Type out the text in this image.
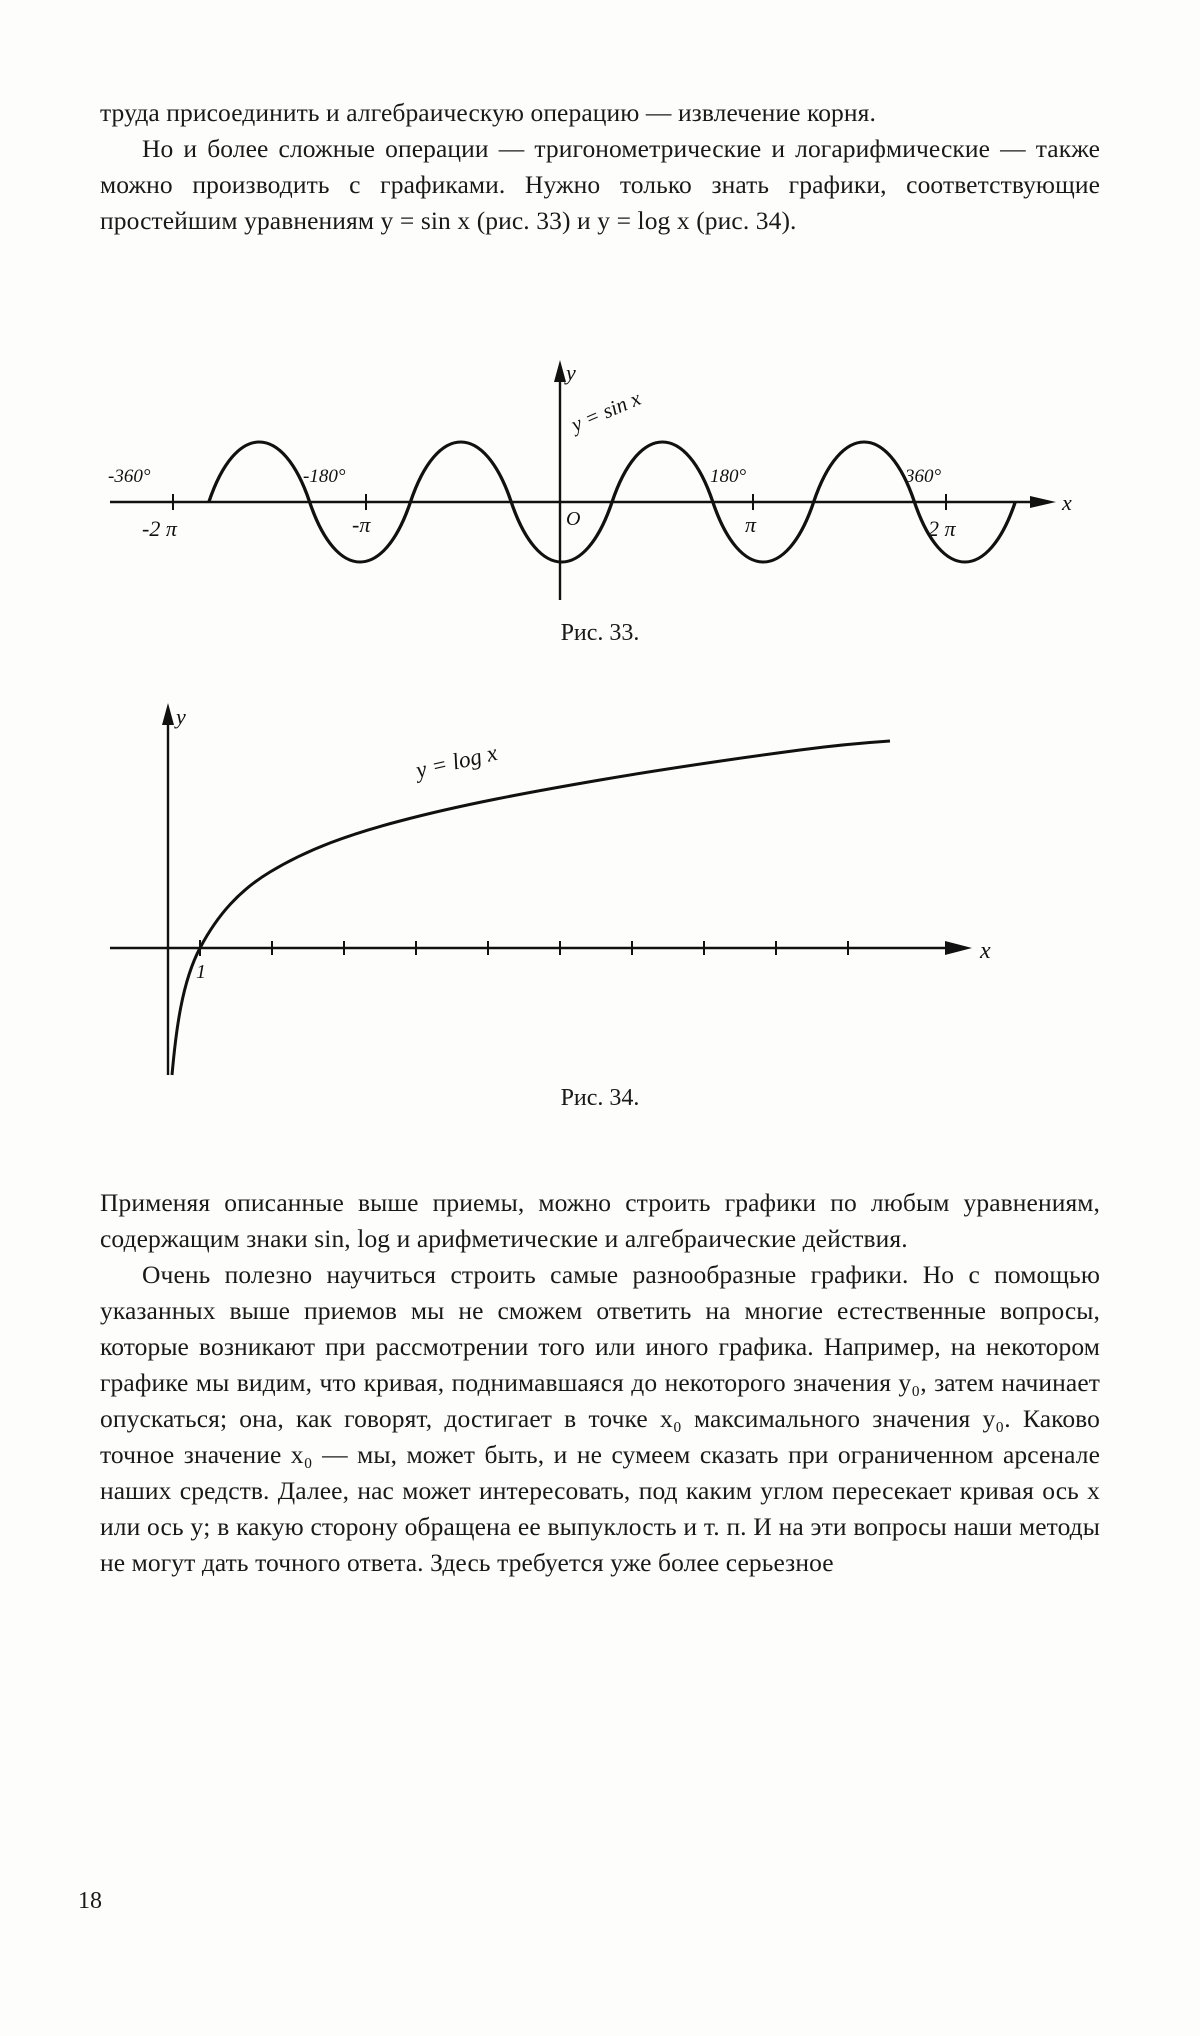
труда присоединить и алгебраическую операцию — извлечение корня.

Но и более сложные операции — тригонометрические и логарифмические — также можно производить с графиками. Нужно только знать графики, соответствующие простейшим уравнениям y = sin x (рис. 33) и y = log x (рис. 34).

y
x
O
y = sin x
-360°	-180°	180°	360°
-2 π	-π	π	2 π
Рис. 33.
y
x
1
y = log x
Рис. 34.

Применяя описанные выше приемы, можно строить графики по любым уравнениям, содержащим знаки sin, log и арифметические и алгебраические действия.

Очень полезно научиться строить самые разнообразные графики. Но с помощью указанных выше приемов мы не сможем ответить на многие естественные вопросы, которые возникают при рассмотрении того или иного графика. Например, на некотором графике мы видим, что кривая, поднимавшаяся до некоторого значения y₀, затем начинает опускаться; она, как говорят, достигает в точке x₀ максимального значения y₀. Каково точное значение x₀ — мы, может быть, и не сумеем сказать при ограниченном арсенале наших средств. Далее, нас может интересовать, под каким углом пересекает кривая ось x или ось y; в какую сторону обращена ее выпуклость и т. п. И на эти вопросы наши методы не могут дать точного ответа. Здесь требуется уже более серьезное

18
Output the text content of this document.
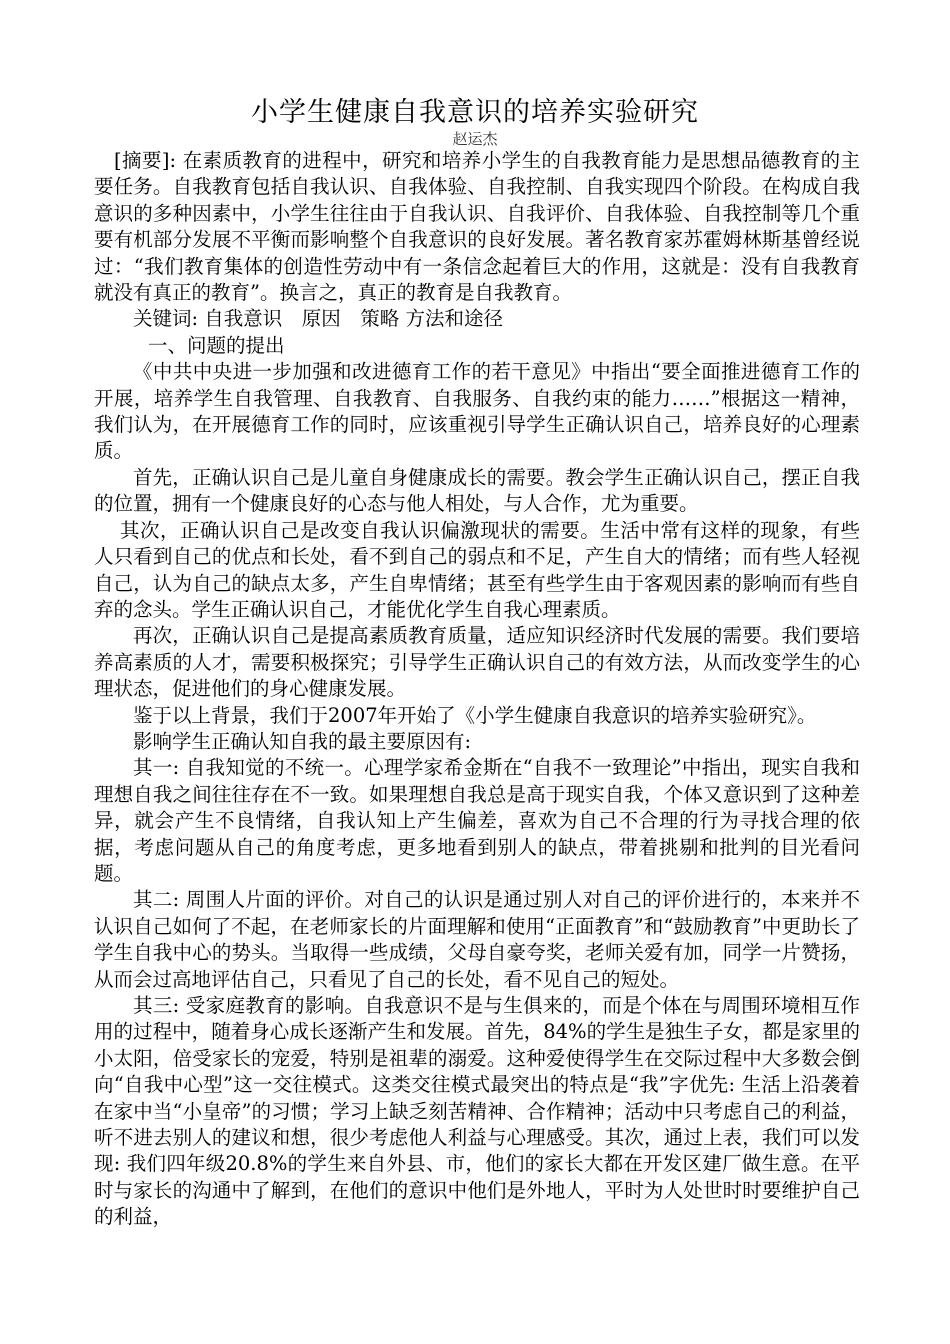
小学生健康自我意识的培养实验研究
赵运杰

[摘要]: 在素质教育的进程中，研究和培养小学生的自我教育能力是思想品德教育的主要任务。自我教育包括自我认识、自我体验、自我控制、自我实现四个阶段。在构成自我意识的多种因素中，小学生往往由于自我认识、自我评价、自我体验、自我控制等几个重要有机部分发展不平衡而影响整个自我意识的良好发展。著名教育家苏霍姆林斯基曾经说过：“我们教育集体的创造性劳动中有一条信念起着巨大的作用，这就是：没有自我教育就没有真正的教育”。换言之，真正的教育是自我教育。

关键词: 自我意识　原因　策略 方法和途径

一、问题的提出

《中共中央进一步加强和改进德育工作的若干意见》中指出“要全面推进德育工作的开展，培养学生自我管理、自我教育、自我服务、自我约束的能力……”根据这一精神，我们认为，在开展德育工作的同时，应该重视引导学生正确认识自己，培养良好的心理素质。

首先，正确认识自己是儿童自身健康成长的需要。教会学生正确认识自己，摆正自我的位置，拥有一个健康良好的心态与他人相处，与人合作，尤为重要。

其次，正确认识自己是改变自我认识偏激现状的需要。生活中常有这样的现象，有些人只看到自己的优点和长处，看不到自己的弱点和不足，产生自大的情绪；而有些人轻视自己，认为自己的缺点太多，产生自卑情绪；甚至有些学生由于客观因素的影响而有些自弃的念头。学生正确认识自己，才能优化学生自我心理素质。

再次，正确认识自己是提高素质教育质量，适应知识经济时代发展的需要。我们要培养高素质的人才，需要积极探究；引导学生正确认识自己的有效方法，从而改变学生的心理状态，促进他们的身心健康发展。

鉴于以上背景，我们于2007年开始了《小学生健康自我意识的培养实验研究》。

影响学生正确认知自我的最主要原因有:

其一: 自我知觉的不统一。心理学家希金斯在“自我不一致理论”中指出，现实自我和理想自我之间往往存在不一致。如果理想自我总是高于现实自我，个体又意识到了这种差异，就会产生不良情绪，自我认知上产生偏差，喜欢为自己不合理的行为寻找合理的依据，考虑问题从自己的角度考虑，更多地看到别人的缺点，带着挑剔和批判的目光看问题。

其二: 周围人片面的评价。对自己的认识是通过别人对自己的评价进行的，本来并不认识自己如何了不起，在老师家长的片面理解和使用“正面教育”和“鼓励教育”中更助长了学生自我中心的势头。当取得一些成绩，父母自豪夸奖，老师关爱有加，同学一片赞扬，从而会过高地评估自己，只看见了自己的长处，看不见自己的短处。

其三: 受家庭教育的影响。自我意识不是与生俱来的，而是个体在与周围环境相互作用的过程中，随着身心成长逐渐产生和发展。首先，84%的学生是独生子女，都是家里的小太阳，倍受家长的宠爱，特别是祖辈的溺爱。这种爱使得学生在交际过程中大多数会倒向“自我中心型”这一交往模式。这类交往模式最突出的特点是“我”字优先: 生活上沿袭着在家中当“小皇帝”的习惯；学习上缺乏刻苦精神、合作精神；活动中只考虑自己的利益，听不进去别人的建议和想，很少考虑他人利益与心理感受。其次，通过上表，我们可以发现: 我们四年级20.8%的学生来自外县、市，他们的家长大都在开发区建厂做生意。在平时与家长的沟通中了解到，在他们的意识中他们是外地人，平时为人处世时时要维护自己的利益，
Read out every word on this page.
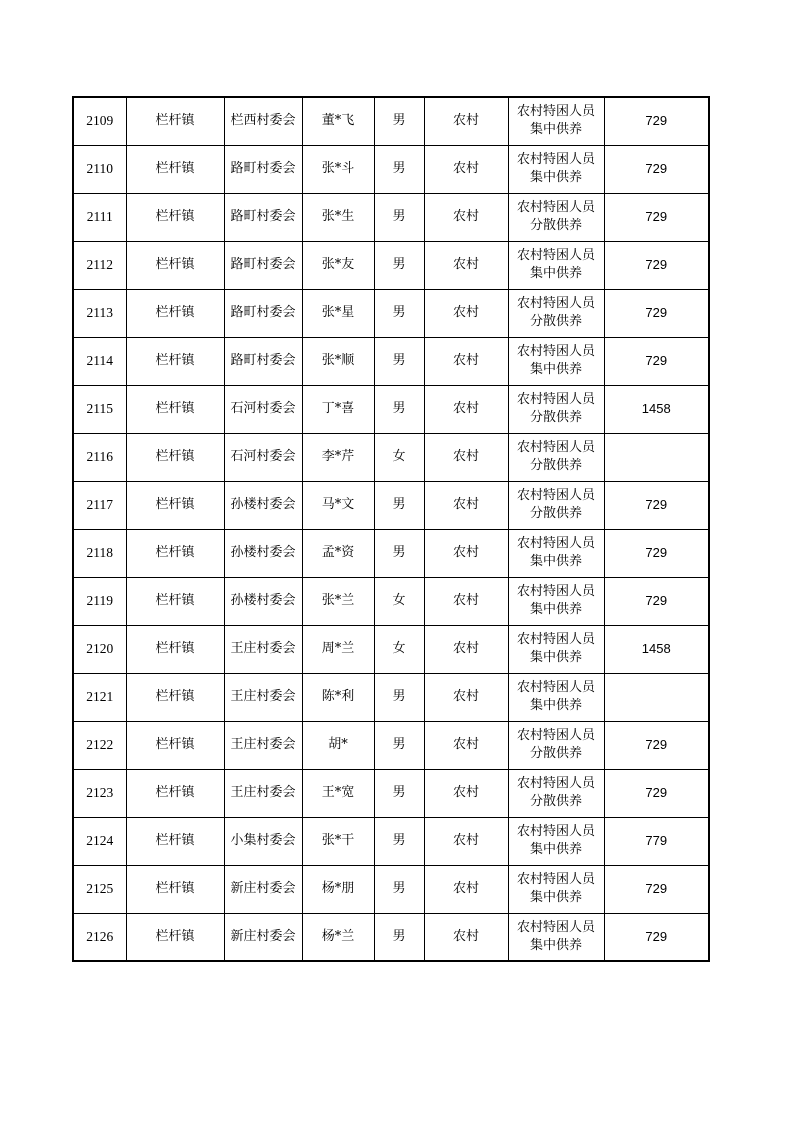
2109	栏杆镇	栏西村委会	董*飞	男	农村	农村特困人员集中供养	729
2110	栏杆镇	路町村委会	张*斗	男	农村	农村特困人员集中供养	729
2111	栏杆镇	路町村委会	张*生	男	农村	农村特困人员分散供养	729
2112	栏杆镇	路町村委会	张*友	男	农村	农村特困人员集中供养	729
2113	栏杆镇	路町村委会	张*星	男	农村	农村特困人员分散供养	729
2114	栏杆镇	路町村委会	张*顺	男	农村	农村特困人员集中供养	729
2115	栏杆镇	石河村委会	丁*喜	男	农村	农村特困人员分散供养	1458
2116	栏杆镇	石河村委会	李*芹	女	农村	农村特困人员分散供养	

2117	栏杆镇	孙楼村委会	马*文	男	农村	农村特困人员分散供养	729
2118	栏杆镇	孙楼村委会	孟*资	男	农村	农村特困人员集中供养	729
2119	栏杆镇	孙楼村委会	张*兰	女	农村	农村特困人员集中供养	729
2120	栏杆镇	王庄村委会	周*兰	女	农村	农村特困人员集中供养	1458
2121	栏杆镇	王庄村委会	陈*利	男	农村	农村特困人员集中供养	

2122	栏杆镇	王庄村委会	胡*	男	农村	农村特困人员分散供养	729
2123	栏杆镇	王庄村委会	王*宽	男	农村	农村特困人员分散供养	729
2124	栏杆镇	小集村委会	张*干	男	农村	农村特困人员集中供养	779
2125	栏杆镇	新庄村委会	杨*朋	男	农村	农村特困人员集中供养	729
2126	栏杆镇	新庄村委会	杨*兰	男	农村	农村特困人员集中供养	729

* * * *

_Exercise directions_
Omit the pictures and restate the rest of the records verbatim.

_Complete response_
Type out the text in this image.
труда присоединить и алгебраическую операцию — извлечение корня.

Но и более сложные операции — тригонометрические и логарифмические — также можно производить с графиками. Нужно только знать графики, соответствующие простейшим уравнениям y = sin x (рис. 33) и y = log x (рис. 34).

y
x
O
y = sin x
-360°	-180°	180°	360°
-2 π	-π	π	2 π
Рис. 33.
y
x
1
y = log x
Рис. 34.

Применяя описанные выше приемы, можно строить графики по любым уравнениям, содержащим знаки sin, log и арифметические и алгебраические действия.

Очень полезно научиться строить самые разнообразные графики. Но с помощью указанных выше приемов мы не сможем ответить на многие естественные вопросы, которые возникают при рассмотрении того или иного графика. Например, на некотором графике мы видим, что кривая, поднимавшаяся до некоторого значения y₀, затем начинает опускаться; она, как говорят, достигает в точке x₀ максимального значения y₀. Каково точное значение x₀ — мы, может быть, и не сумеем сказать при ограниченном арсенале наших средств. Далее, нас может интересовать, под каким углом пересекает кривая ось x или ось y; в какую сторону обращена ее выпуклость и т. п. И на эти вопросы наши методы не могут дать точного ответа. Здесь требуется уже более серьезное

18
Output the text content of this document.
小学生健康自我意识的培养实验研究
赵运杰

[摘要]: 在素质教育的进程中，研究和培养小学生的自我教育能力是思想品德教育的主要任务。自我教育包括自我认识、自我体验、自我控制、自我实现四个阶段。在构成自我意识的多种因素中，小学生往往由于自我认识、自我评价、自我体验、自我控制等几个重要有机部分发展不平衡而影响整个自我意识的良好发展。著名教育家苏霍姆林斯基曾经说过：“我们教育集体的创造性劳动中有一条信念起着巨大的作用，这就是：没有自我教育就没有真正的教育”。换言之，真正的教育是自我教育。

关键词: 自我意识　原因　策略 方法和途径

一、问题的提出

《中共中央进一步加强和改进德育工作的若干意见》中指出“要全面推进德育工作的开展，培养学生自我管理、自我教育、自我服务、自我约束的能力……”根据这一精神，我们认为，在开展德育工作的同时，应该重视引导学生正确认识自己，培养良好的心理素质。

首先，正确认识自己是儿童自身健康成长的需要。教会学生正确认识自己，摆正自我的位置，拥有一个健康良好的心态与他人相处，与人合作，尤为重要。

其次，正确认识自己是改变自我认识偏激现状的需要。生活中常有这样的现象，有些人只看到自己的优点和长处，看不到自己的弱点和不足，产生自大的情绪；而有些人轻视自己，认为自己的缺点太多，产生自卑情绪；甚至有些学生由于客观因素的影响而有些自弃的念头。学生正确认识自己，才能优化学生自我心理素质。

再次，正确认识自己是提高素质教育质量，适应知识经济时代发展的需要。我们要培养高素质的人才，需要积极探究；引导学生正确认识自己的有效方法，从而改变学生的心理状态，促进他们的身心健康发展。

鉴于以上背景，我们于2007年开始了《小学生健康自我意识的培养实验研究》。

影响学生正确认知自我的最主要原因有:

其一: 自我知觉的不统一。心理学家希金斯在“自我不一致理论”中指出，现实自我和理想自我之间往往存在不一致。如果理想自我总是高于现实自我，个体又意识到了这种差异，就会产生不良情绪，自我认知上产生偏差，喜欢为自己不合理的行为寻找合理的依据，考虑问题从自己的角度考虑，更多地看到别人的缺点，带着挑剔和批判的目光看问题。

其二: 周围人片面的评价。对自己的认识是通过别人对自己的评价进行的，本来并不认识自己如何了不起，在老师家长的片面理解和使用“正面教育”和“鼓励教育”中更助长了学生自我中心的势头。当取得一些成绩，父母自豪夸奖，老师关爱有加，同学一片赞扬，从而会过高地评估自己，只看见了自己的长处，看不见自己的短处。

其三: 受家庭教育的影响。自我意识不是与生俱来的，而是个体在与周围环境相互作用的过程中，随着身心成长逐渐产生和发展。首先，84%的学生是独生子女，都是家里的小太阳，倍受家长的宠爱，特别是祖辈的溺爱。这种爱使得学生在交际过程中大多数会倒向“自我中心型”这一交往模式。这类交往模式最突出的特点是“我”字优先: 生活上沿袭着在家中当“小皇帝”的习惯；学习上缺乏刻苦精神、合作精神；活动中只考虑自己的利益，听不进去别人的建议和想，很少考虑他人利益与心理感受。其次，通过上表，我们可以发现: 我们四年级20.8%的学生来自外县、市，他们的家长大都在开发区建厂做生意。在平时与家长的沟通中了解到，在他们的意识中他们是外地人，平时为人处世时时要维护自己的利益，
Read out every word on this page.
2109	栏杆镇	栏西村委会	董*飞	男	农村	农村特困人员集中供养	729
2110	栏杆镇	路町村委会	张*斗	男	农村	农村特困人员集中供养	729
2111	栏杆镇	路町村委会	张*生	男	农村	农村特困人员分散供养	729
2112	栏杆镇	路町村委会	张*友	男	农村	农村特困人员集中供养	729
2113	栏杆镇	路町村委会	张*星	男	农村	农村特困人员分散供养	729
2114	栏杆镇	路町村委会	张*顺	男	农村	农村特困人员集中供养	729
2115	栏杆镇	石河村委会	丁*喜	男	农村	农村特困人员分散供养	1458
2116	栏杆镇	石河村委会	李*芹	女	农村	农村特困人员分散供养	

2117	栏杆镇	孙楼村委会	马*文	男	农村	农村特困人员分散供养	729
2118	栏杆镇	孙楼村委会	孟*资	男	农村	农村特困人员集中供养	729
2119	栏杆镇	孙楼村委会	张*兰	女	农村	农村特困人员集中供养	729
2120	栏杆镇	王庄村委会	周*兰	女	农村	农村特困人员集中供养	1458
2121	栏杆镇	王庄村委会	陈*利	男	农村	农村特困人员集中供养	

2122	栏杆镇	王庄村委会	胡*	男	农村	农村特困人员分散供养	729
2123	栏杆镇	王庄村委会	王*宽	男	农村	农村特困人员分散供养	729
2124	栏杆镇	小集村委会	张*干	男	农村	农村特困人员集中供养	779
2125	栏杆镇	新庄村委会	杨*朋	男	农村	农村特困人员集中供养	729
2126	栏杆镇	新庄村委会	杨*兰	男	农村	农村特困人员集中供养	729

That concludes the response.